Exercise materials:
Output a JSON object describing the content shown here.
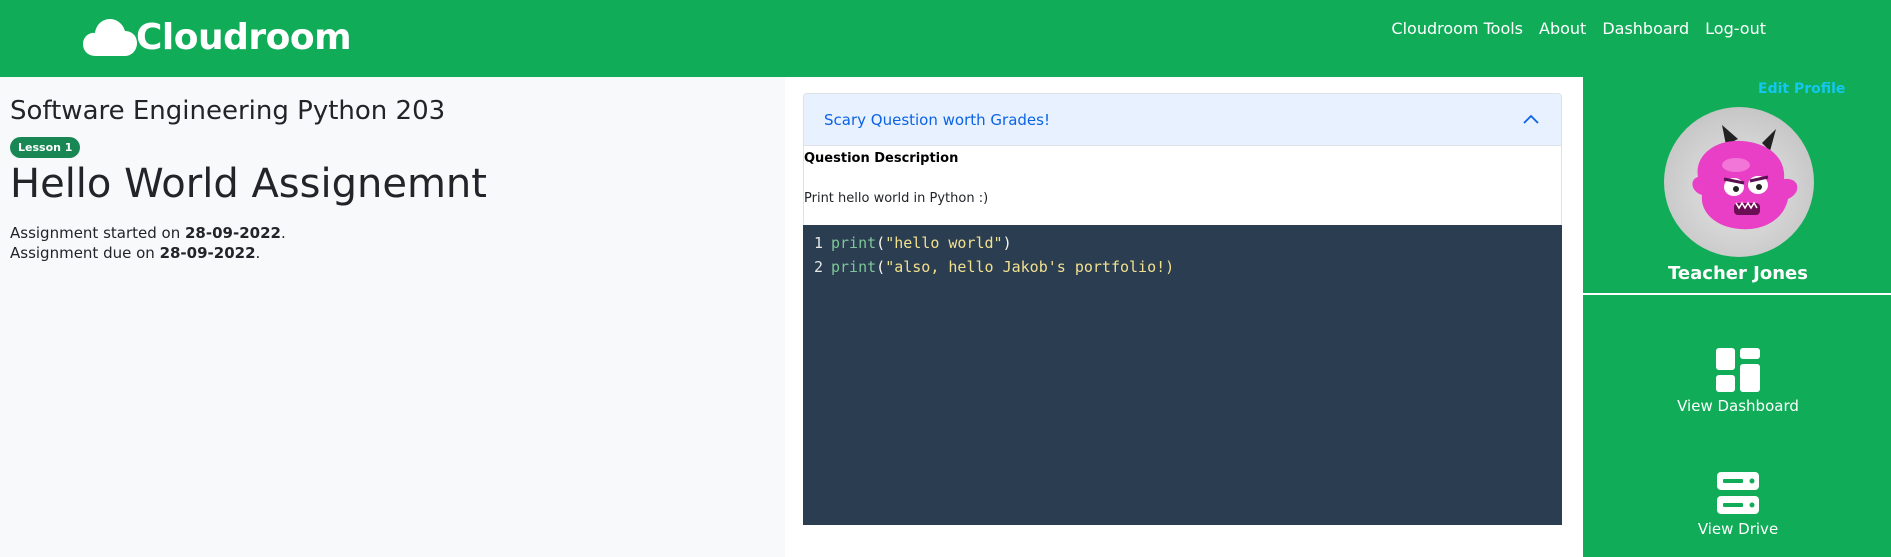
{
  "navbar": {
    "brand": "Cloudroom",
    "links": [
      "Cloudroom Tools",
      "About",
      "Dashboard",
      "Log-out"
    ]
  },
  "assignment": {
    "course": "Software Engineering Python 203",
    "lesson_badge": "Lesson 1",
    "title": "Hello World Assignemnt",
    "started_prefix": "Assignment started on ",
    "started_date": "28-09-2022",
    "due_prefix": "Assignment due on ",
    "due_date": "28-09-2022",
    "suffix": "."
  },
  "question": {
    "header": "Scary Question worth Grades!",
    "label": "Question Description",
    "text": "Print hello world in Python :)"
  },
  "code": {
    "lines": [
      {
        "num": "1",
        "keyword": "print",
        "open": "(",
        "string": "\"hello world\"",
        "close": ")"
      },
      {
        "num": "2",
        "keyword": "print",
        "open": "(",
        "string": "\"also, hello Jakob's portfolio!)",
        "close": ""
      }
    ]
  },
  "profile": {
    "edit_label": "Edit Profile",
    "name": "Teacher Jones",
    "actions": [
      {
        "label": "View Dashboard",
        "icon": "dashboard-icon"
      },
      {
        "label": "View Drive",
        "icon": "server-icon"
      }
    ]
  },
  "colors": {
    "brand_green": "#10ac57",
    "badge_green": "#198754",
    "accent_blue": "#0c63e4",
    "editor_bg": "#2b3d50",
    "edit_profile": "#14c7f0"
  }
}
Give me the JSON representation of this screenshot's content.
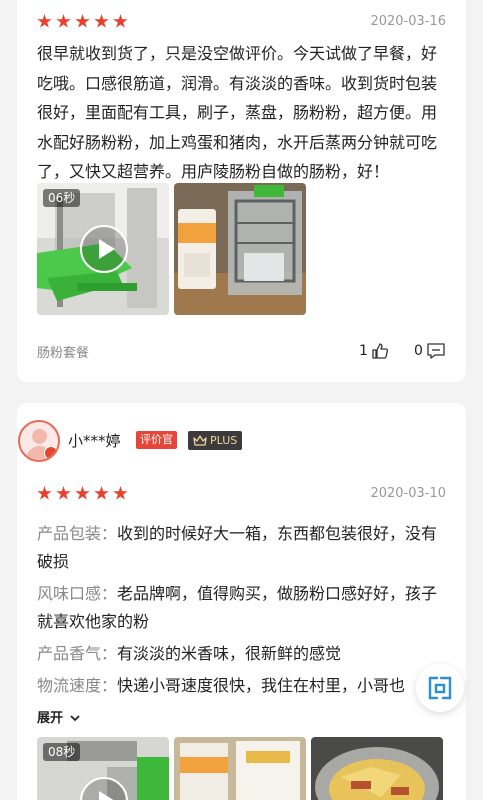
{
  "review1": {
    "rating": 5,
    "date": "2020-03-16",
    "text": "很早就收到货了，只是没空做评价。今天试做了早餐，好吃哦。口感很筋道，润滑。有淡淡的香味。收到货时包装很好，里面配有工具，刷子，蒸盘，肠粉粉，超方便。用水配好肠粉粉，加上鸡蛋和猪肉，水开后蒸两分钟就可吃了，又快又超营养。用庐陵肠粉自做的肠粉，好！",
    "video_duration": "06秒",
    "product_spec": "肠粉套餐",
    "likes": "1",
    "comments": "0"
  },
  "review2": {
    "username": "小***婷",
    "badge_label": "评价官",
    "plus_label": "PLUS",
    "rating": 5,
    "date": "2020-03-10",
    "rows": [
      {
        "key": "产品包装：",
        "value": "收到的时候好大一箱，东西都包装很好，没有破损"
      },
      {
        "key": "风味口感：",
        "value": "老品牌啊，值得购买，做肠粉口感好好，孩子就喜欢他家的粉"
      },
      {
        "key": "产品香气：",
        "value": "有淡淡的米香味，很新鲜的感觉"
      },
      {
        "key": "物流速度：",
        "value": "快递小哥速度很快，我住在村里，小哥也"
      }
    ],
    "expand_label": "展开",
    "video_duration": "08秒"
  },
  "float_button_label": "问",
  "colors": {
    "accent": "#e4463a",
    "star": "#e8402c",
    "muted": "#888888",
    "date": "#999999",
    "plus_text": "#f2d29c"
  }
}
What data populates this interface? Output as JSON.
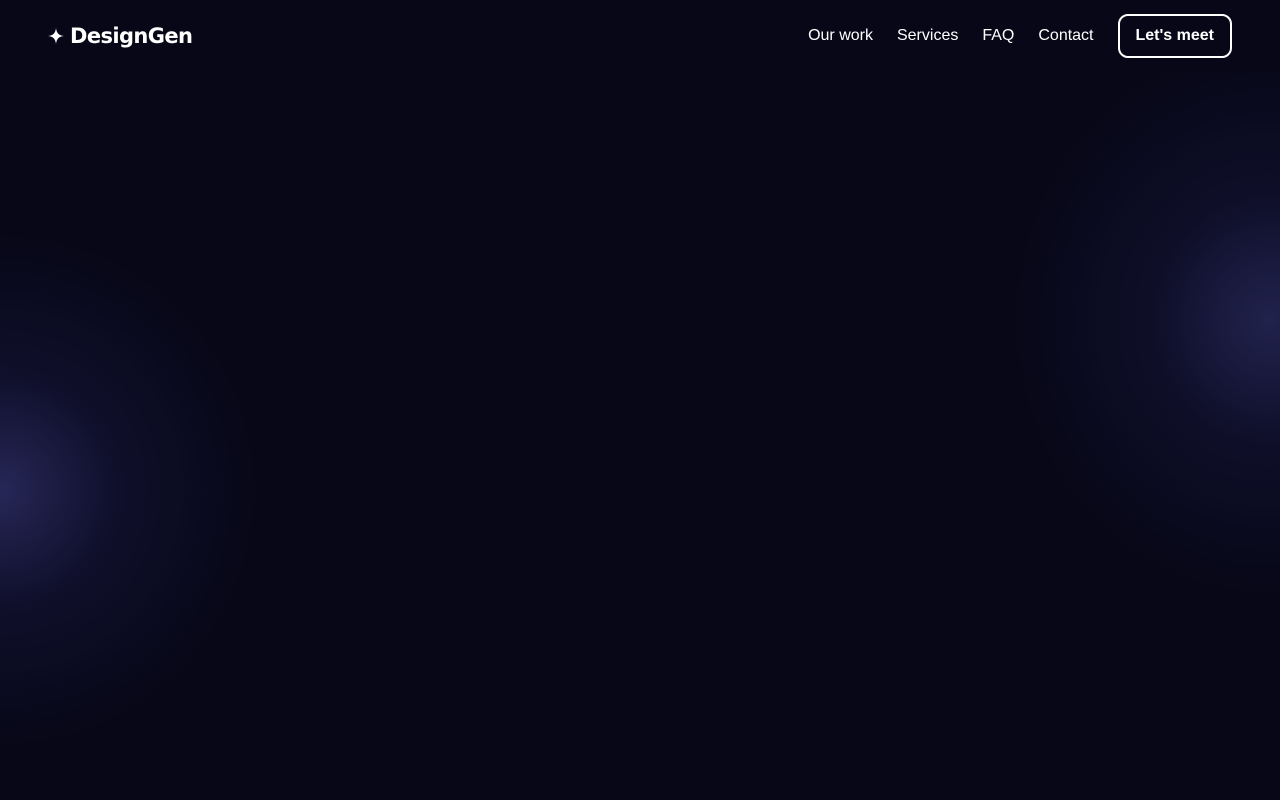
{
  "brand": {
    "name": "DesignGen",
    "icon": "sparkle-icon"
  },
  "nav": {
    "links": [
      {
        "label": "Our work"
      },
      {
        "label": "Services"
      },
      {
        "label": "FAQ"
      },
      {
        "label": "Contact"
      }
    ],
    "cta_label": "Let's meet"
  },
  "colors": {
    "background": "#070717",
    "glow": "#2c2e64",
    "text": "#ffffff"
  }
}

Aim of the exercise:
Filter the records above for "value" and copy every matching line.

Worked answer:
        "value": "收到的时候好大一箱，东西都包装很好，没有破损"
        "value": "老品牌啊，值得购买，做肠粉口感好好，孩子就喜欢他家的粉"
        "value": "有淡淡的米香味，很新鲜的感觉"
        "value": "快递小哥速度很快，我住在村里，小哥也"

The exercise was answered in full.